### Task statement
Reproduce every line of the records below verbatim, leaving out the pictures.

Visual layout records
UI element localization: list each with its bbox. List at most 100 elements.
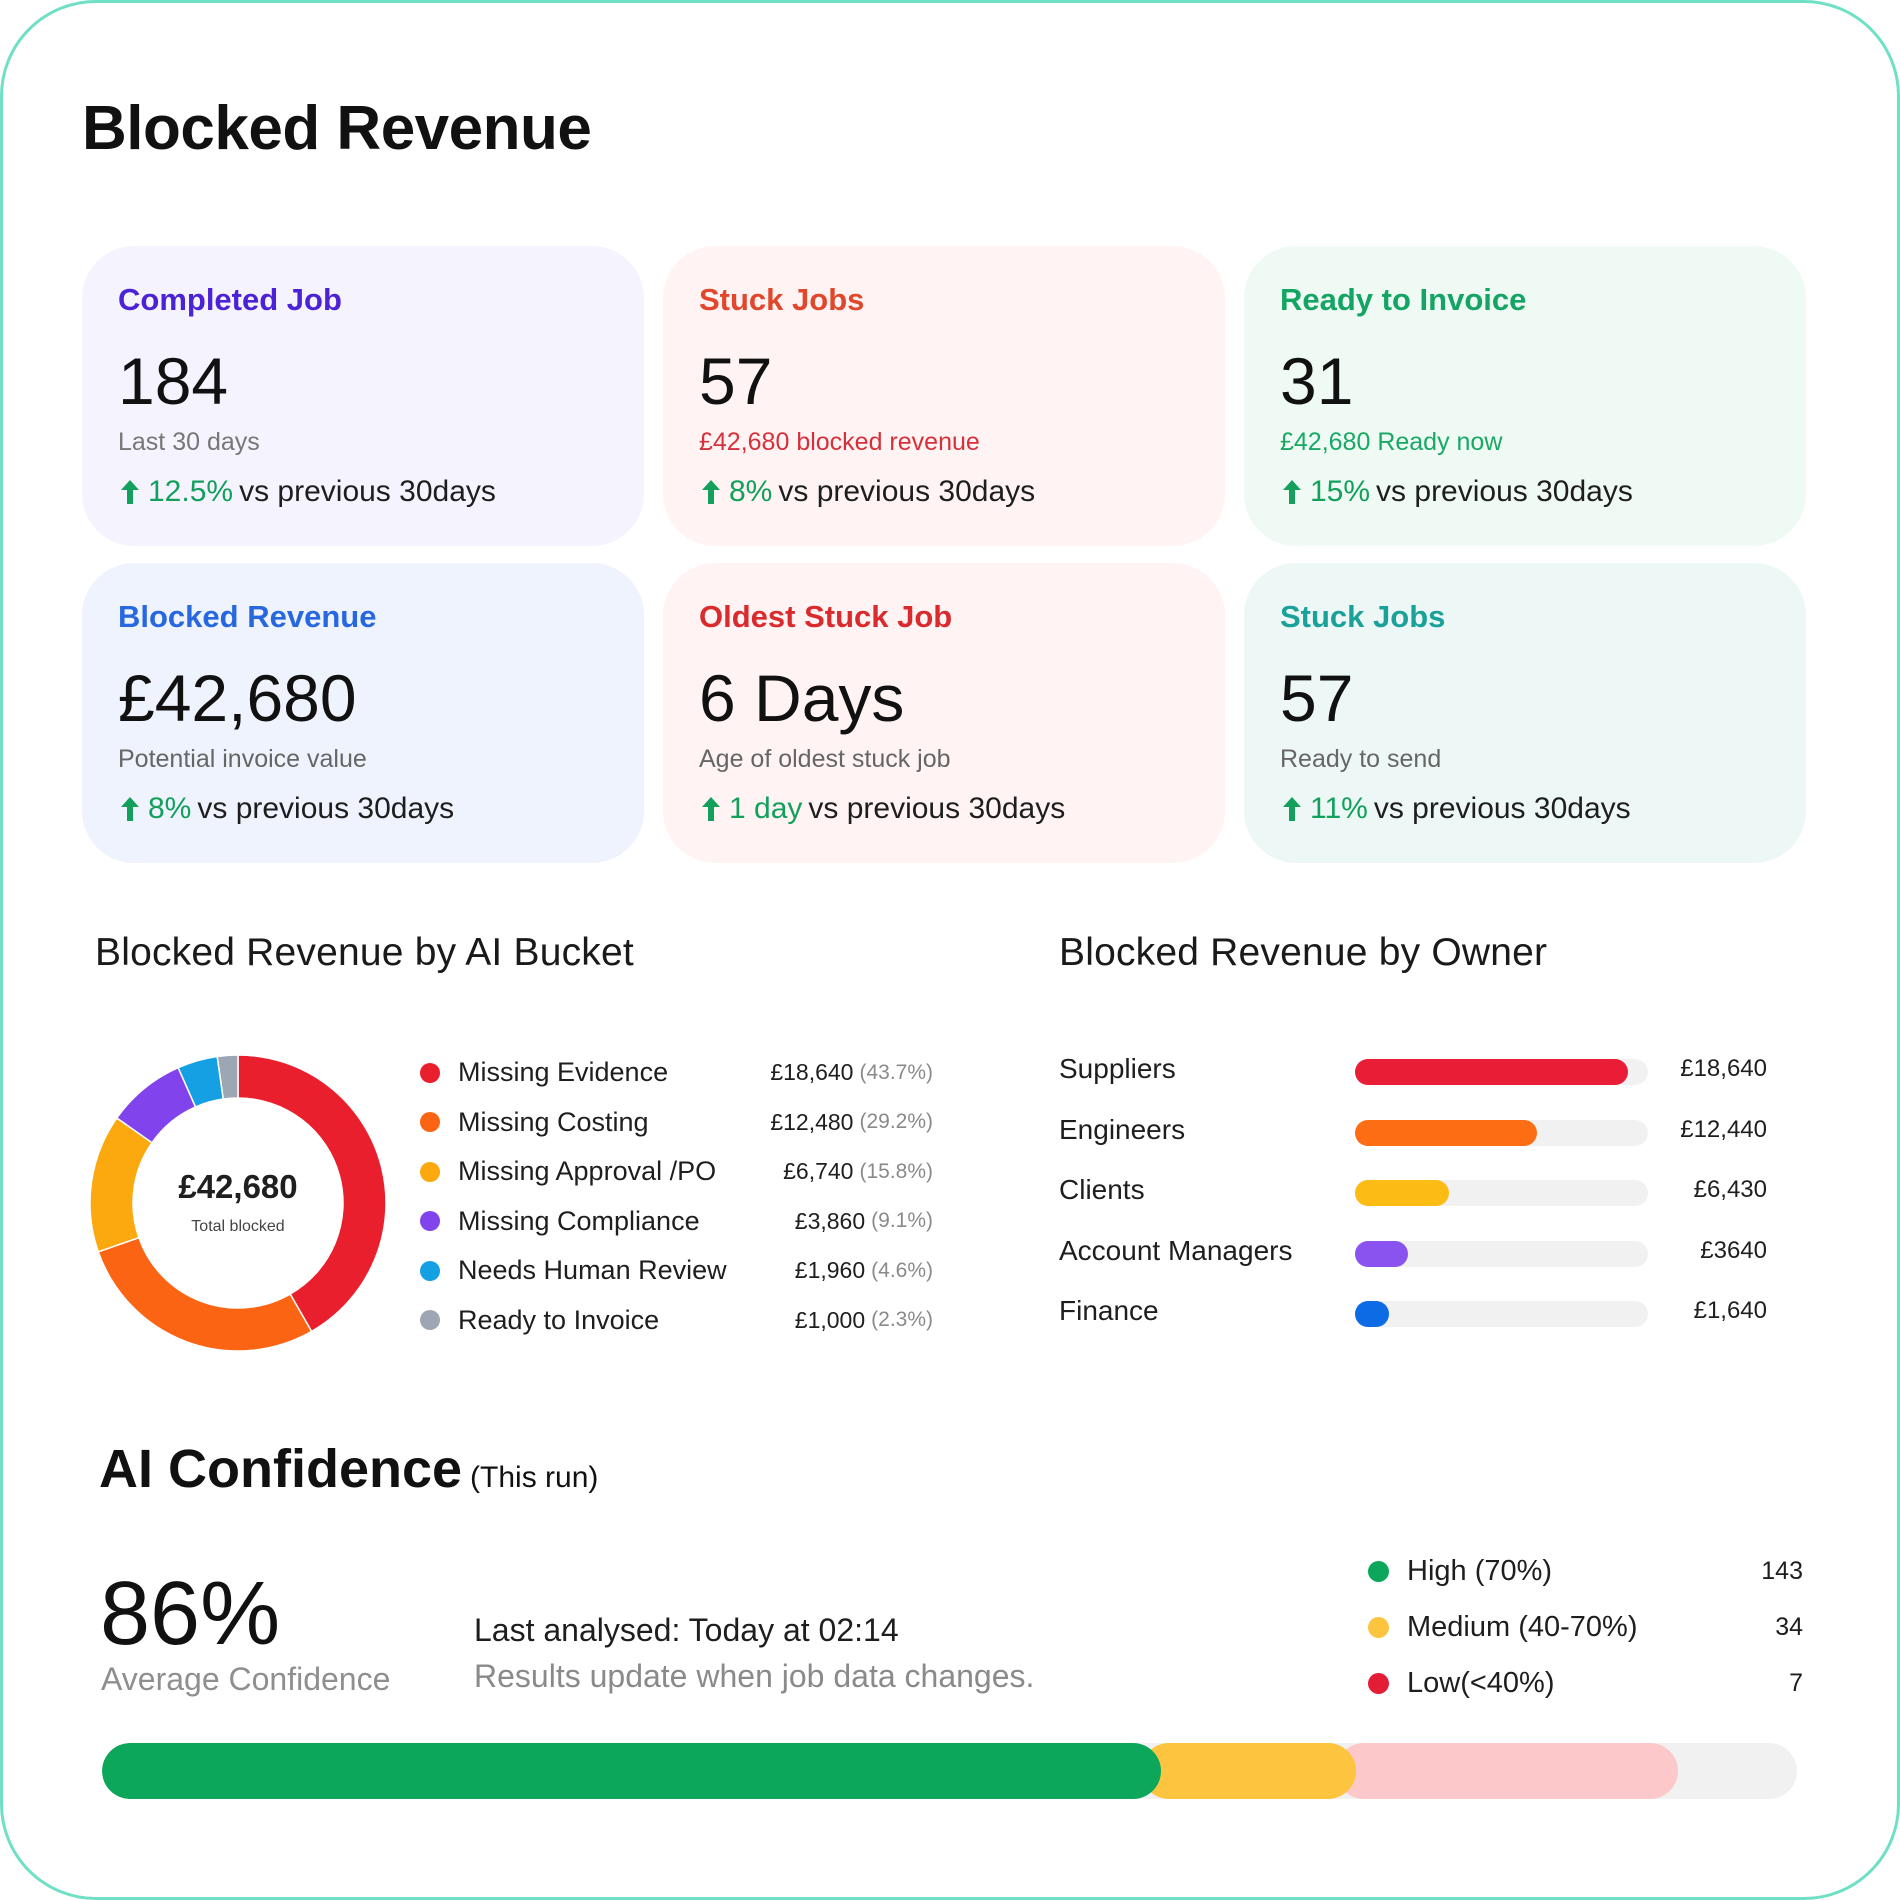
confidence-count: 143	[1761, 1556, 1803, 1585]
kpi-delta-text: vs previous 30days	[808, 792, 1066, 825]
owner-bar	[1355, 1301, 1389, 1327]
owner-bar-row: Finance £1,640	[1059, 1285, 1779, 1346]
legend-dot-icon	[420, 1310, 440, 1331]
kpi-subtext: £42,680 Ready now	[1280, 428, 1503, 456]
legend-item: Missing Compliance £3,860 (9.1%)	[418, 1197, 933, 1247]
ai-confidence-title: AI Confidence (This run)	[99, 1438, 598, 1500]
confidence-legend-item: Medium (40-70%) 34	[1368, 1599, 1803, 1655]
arrow-up-icon	[121, 480, 139, 504]
legend-value: £18,640	[770, 1059, 854, 1086]
legend-percent: (9.1%)	[871, 1209, 933, 1233]
kpi-label: Completed Job	[118, 282, 342, 317]
kpi-label: Ready to Invoice	[1280, 282, 1527, 317]
owner-label: Account Managers	[1059, 1234, 1293, 1266]
kpi-label: Stuck Jobs	[1280, 599, 1446, 634]
donut-center-label: Total blocked	[191, 1218, 285, 1235]
kpi-label: Stuck Jobs	[699, 282, 865, 317]
average-confidence-value: 86%	[100, 1564, 281, 1664]
average-confidence-label: Average Confidence	[101, 1661, 391, 1697]
legend-dot-icon	[420, 1260, 440, 1281]
legend-percent: (2.3%)	[871, 1308, 933, 1332]
donut-slice	[237, 1054, 387, 1333]
ai-confidence-title-text: AI Confidence	[99, 1439, 463, 1499]
kpi-delta-value: 1 day	[729, 792, 803, 825]
bucket-chart-title: Blocked Revenue by AI Bucket	[95, 931, 634, 974]
kpi-value: 6 Days	[699, 661, 905, 735]
kpi-delta: 8% vs previous 30days	[699, 475, 1225, 509]
owner-label: Finance	[1059, 1295, 1159, 1326]
confidence-label: Medium (40-70%)	[1407, 1610, 1638, 1643]
bucket-donut-chart: £42,680 Total blocked	[83, 1048, 393, 1358]
kpi-subtext: £42,680 blocked revenue	[699, 428, 980, 456]
confidence-count: 7	[1789, 1668, 1803, 1697]
legend-value: £12,480	[770, 1108, 854, 1135]
legend-dot-icon	[420, 1062, 440, 1083]
kpi-value: 57	[1280, 661, 1354, 735]
kpi-value: 31	[1280, 344, 1354, 418]
owner-bar-row: Suppliers £18,640	[1059, 1043, 1779, 1104]
confidence-segment	[1336, 1743, 1679, 1799]
owner-label: Engineers	[1059, 1113, 1186, 1145]
legend-item: Missing Costing £12,480 (29.2%)	[418, 1098, 933, 1148]
ai-confidence-title-suffix: (This run)	[470, 1461, 599, 1494]
kpi-label: Blocked Revenue	[118, 599, 377, 634]
kpi-delta-value: 12.5%	[148, 475, 234, 508]
kpi-card: Blocked Revenue £42,680 Potential invoice …	[82, 563, 644, 863]
kpi-delta-text: vs previous 30days	[1373, 792, 1631, 825]
kpi-subtext: Last 30 days	[118, 428, 260, 456]
confidence-segment	[1141, 1743, 1357, 1799]
owner-bar-track	[1355, 1119, 1648, 1146]
legend-item: Missing Approval /PO £6,740 (15.8%)	[418, 1147, 933, 1197]
kpi-subtext: Potential invoice value	[118, 745, 367, 773]
owner-bar-row: Engineers £12,440	[1059, 1104, 1779, 1165]
owner-bar-track	[1355, 1180, 1648, 1206]
owner-bar-track	[1355, 1240, 1648, 1267]
legend-percent: (15.8%)	[859, 1159, 933, 1183]
legend-label: Missing Costing	[458, 1106, 649, 1137]
owner-bar	[1355, 1240, 1409, 1267]
kpi-card: Ready to Invoice 31 £42,680 Ready now 15% vs…	[1244, 246, 1806, 546]
kpi-delta-value: 8%	[148, 792, 192, 825]
update-note-text: Results update when job data changes.	[474, 1658, 1035, 1694]
kpi-value: £42,680	[118, 661, 357, 735]
legend-value: £1,000	[794, 1306, 866, 1333]
legend-label: Missing Compliance	[458, 1205, 700, 1236]
owner-value: £6,430	[1693, 1176, 1767, 1203]
kpi-delta: 1 day vs previous 30days	[699, 792, 1225, 826]
kpi-card: Completed Job 184 Last 30 days 12.5% vs prev…	[82, 246, 644, 546]
kpi-delta-text: vs previous 30days	[197, 792, 455, 825]
donut-svg	[89, 1054, 387, 1352]
donut-slice	[216, 1054, 239, 1100]
owner-bar-track	[1355, 1059, 1648, 1085]
kpi-label: Oldest Stuck Job	[699, 599, 953, 634]
kpi-delta-value: 15%	[1310, 475, 1371, 508]
kpi-delta: 15% vs previous 30days	[1280, 475, 1806, 509]
owner-value: £3640	[1700, 1236, 1767, 1264]
confidence-dot-icon	[1368, 1616, 1389, 1638]
kpi-delta: 11% vs previous 30days	[1280, 792, 1806, 826]
kpi-delta-value: 8%	[729, 475, 773, 508]
kpi-delta: 12.5% vs previous 30days	[118, 475, 644, 509]
donut-center-value: £42,680	[178, 1168, 298, 1205]
legend-item: Needs Human Review £1,960 (4.6%)	[418, 1246, 933, 1296]
kpi-card: Oldest Stuck Job 6 Days Age of oldest stuc…	[663, 563, 1225, 863]
legend-value: £6,740	[783, 1158, 854, 1185]
owner-chart-title: Blocked Revenue by Owner	[1059, 931, 1548, 974]
legend-value: £1,960	[794, 1257, 866, 1284]
confidence-count: 34	[1775, 1612, 1803, 1641]
kpi-card: Stuck Jobs 57 Ready to send 11% vs previous …	[1244, 563, 1806, 863]
arrow-up-icon	[702, 480, 720, 504]
arrow-up-icon	[702, 797, 720, 821]
donut-slice	[97, 1236, 313, 1352]
legend-dot-icon	[420, 1211, 440, 1232]
owner-bar	[1355, 1059, 1629, 1085]
legend-percent: (43.7%)	[859, 1060, 933, 1084]
kpi-subtext: Age of oldest stuck job	[699, 745, 951, 773]
arrow-up-icon	[121, 797, 139, 821]
owner-bar-chart: Suppliers £18,640 Engineers £12,440 Clients £…	[1059, 1043, 1779, 1346]
owner-value: £18,640	[1680, 1055, 1767, 1082]
last-analysed-text: Last analysed: Today at 02:14	[474, 1612, 899, 1648]
confidence-legend: High (70%) 143 Medium (40-70%) 34 Low(<40%) 7	[1368, 1543, 1803, 1711]
kpi-delta-text: vs previous 30days	[778, 475, 1036, 508]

### Solution
UI element localization: list each with its bbox. List at most 100 elements.
confidence-count: 143	[1761, 1556, 1803, 1585]
kpi-delta-text: vs previous 30days	[808, 792, 1066, 825]
owner-bar	[1355, 1301, 1389, 1327]
owner-bar-row: Finance £1,640	[1059, 1285, 1779, 1346]
legend-dot-icon	[420, 1310, 440, 1331]
kpi-subtext: £42,680 Ready now	[1280, 428, 1503, 456]
legend-item: Missing Compliance £3,860 (9.1%)	[418, 1197, 933, 1247]
ai-confidence-title: AI Confidence (This run)	[99, 1438, 598, 1500]
confidence-legend-item: Medium (40-70%) 34	[1368, 1599, 1803, 1655]
arrow-up-icon	[121, 480, 139, 504]
legend-value: £18,640	[770, 1059, 854, 1086]
legend-percent: (9.1%)	[871, 1209, 933, 1233]
kpi-label: Completed Job	[118, 282, 342, 317]
kpi-label: Ready to Invoice	[1280, 282, 1527, 317]
owner-label: Account Managers	[1059, 1234, 1293, 1266]
kpi-label: Stuck Jobs	[1280, 599, 1446, 634]
donut-center-label: Total blocked	[191, 1218, 285, 1235]
kpi-label: Stuck Jobs	[699, 282, 865, 317]
average-confidence-value: 86%	[100, 1564, 281, 1664]
average-confidence-label: Average Confidence	[101, 1661, 391, 1697]
legend-dot-icon	[420, 1260, 440, 1281]
legend-percent: (2.3%)	[871, 1308, 933, 1332]
donut-slice	[237, 1054, 387, 1333]
ai-confidence-title-text: AI Confidence	[99, 1439, 463, 1499]
kpi-delta-value: 1 day	[729, 792, 803, 825]
bucket-chart-title: Blocked Revenue by AI Bucket	[95, 931, 634, 974]
kpi-value: 6 Days	[699, 661, 905, 735]
kpi-delta: 8% vs previous 30days	[699, 475, 1225, 509]
owner-label: Finance	[1059, 1295, 1159, 1326]
confidence-label: Medium (40-70%)	[1407, 1610, 1638, 1643]
bucket-donut-chart: £42,680 Total blocked	[83, 1048, 393, 1358]
kpi-subtext: £42,680 blocked revenue	[699, 428, 980, 456]
confidence-count: 7	[1789, 1668, 1803, 1697]
legend-value: £12,480	[770, 1108, 854, 1135]
legend-dot-icon	[420, 1062, 440, 1083]
kpi-value: 57	[1280, 661, 1354, 735]
kpi-value: 31	[1280, 344, 1354, 418]
owner-bar-row: Suppliers £18,640	[1059, 1043, 1779, 1104]
confidence-segment	[1336, 1743, 1679, 1799]
owner-label: Engineers	[1059, 1113, 1186, 1145]
legend-item: Missing Costing £12,480 (29.2%)	[418, 1098, 933, 1148]
ai-confidence-title-suffix: (This run)	[470, 1461, 599, 1494]
kpi-label: Blocked Revenue	[118, 599, 377, 634]
kpi-delta-value: 12.5%	[148, 475, 234, 508]
kpi-card: Blocked Revenue £42,680 Potential invoice …	[82, 563, 644, 863]
kpi-delta-text: vs previous 30days	[1373, 792, 1631, 825]
kpi-subtext: Last 30 days	[118, 428, 260, 456]
confidence-segment	[1141, 1743, 1357, 1799]
owner-bar-track	[1355, 1119, 1648, 1146]
legend-item: Missing Approval /PO £6,740 (15.8%)	[418, 1147, 933, 1197]
kpi-subtext: Potential invoice value	[118, 745, 367, 773]
owner-bar-row: Engineers £12,440	[1059, 1104, 1779, 1165]
owner-bar-track	[1355, 1180, 1648, 1206]
owner-bar-track	[1355, 1240, 1648, 1267]
legend-percent: (15.8%)	[859, 1159, 933, 1183]
legend-label: Missing Costing	[458, 1106, 649, 1137]
owner-bar	[1355, 1240, 1409, 1267]
kpi-card: Ready to Invoice 31 £42,680 Ready now 15% vs…	[1244, 246, 1806, 546]
kpi-delta-value: 8%	[148, 792, 192, 825]
update-note-text: Results update when job data changes.	[474, 1658, 1035, 1694]
kpi-value: £42,680	[118, 661, 357, 735]
legend-value: £1,000	[794, 1306, 866, 1333]
legend-label: Missing Compliance	[458, 1205, 700, 1236]
owner-value: £6,430	[1693, 1176, 1767, 1203]
kpi-delta: 1 day vs previous 30days	[699, 792, 1225, 826]
kpi-card: Completed Job 184 Last 30 days 12.5% vs prev…	[82, 246, 644, 546]
kpi-delta-text: vs previous 30days	[197, 792, 455, 825]
donut-svg	[89, 1054, 387, 1352]
donut-slice	[216, 1054, 239, 1100]
owner-bar-track	[1355, 1059, 1648, 1085]
kpi-label: Oldest Stuck Job	[699, 599, 953, 634]
kpi-delta-value: 15%	[1310, 475, 1371, 508]
kpi-delta: 15% vs previous 30days	[1280, 475, 1806, 509]
owner-value: £3640	[1700, 1236, 1767, 1264]
confidence-dot-icon	[1368, 1616, 1389, 1638]
kpi-delta: 11% vs previous 30days	[1280, 792, 1806, 826]
kpi-delta-value: 8%	[729, 475, 773, 508]
kpi-delta: 12.5% vs previous 30days	[118, 475, 644, 509]
donut-center-value: £42,680	[178, 1168, 298, 1205]
legend-item: Needs Human Review £1,960 (4.6%)	[418, 1246, 933, 1296]
kpi-card: Oldest Stuck Job 6 Days Age of oldest stuc…	[663, 563, 1225, 863]
legend-value: £6,740	[783, 1158, 854, 1185]
owner-chart-title: Blocked Revenue by Owner	[1059, 931, 1548, 974]
legend-value: £1,960	[794, 1257, 866, 1284]
confidence-count: 34	[1775, 1612, 1803, 1641]
kpi-card: Stuck Jobs 57 Ready to send 11% vs previous …	[1244, 563, 1806, 863]
arrow-up-icon	[702, 480, 720, 504]
arrow-up-icon	[702, 797, 720, 821]
donut-slice	[97, 1236, 313, 1352]
legend-dot-icon	[420, 1211, 440, 1232]
owner-bar	[1355, 1059, 1629, 1085]
legend-percent: (43.7%)	[859, 1060, 933, 1084]
kpi-subtext: Age of oldest stuck job	[699, 745, 951, 773]
arrow-up-icon	[121, 797, 139, 821]
owner-bar-chart: Suppliers £18,640 Engineers £12,440 Clients £…	[1059, 1043, 1779, 1346]
owner-value: £18,640	[1680, 1055, 1767, 1082]
last-analysed-text: Last analysed: Today at 02:14	[474, 1612, 899, 1648]
confidence-legend: High (70%) 143 Medium (40-70%) 34 Low(<40%) 7	[1368, 1543, 1803, 1711]
kpi-delta-text: vs previous 30days	[778, 475, 1036, 508]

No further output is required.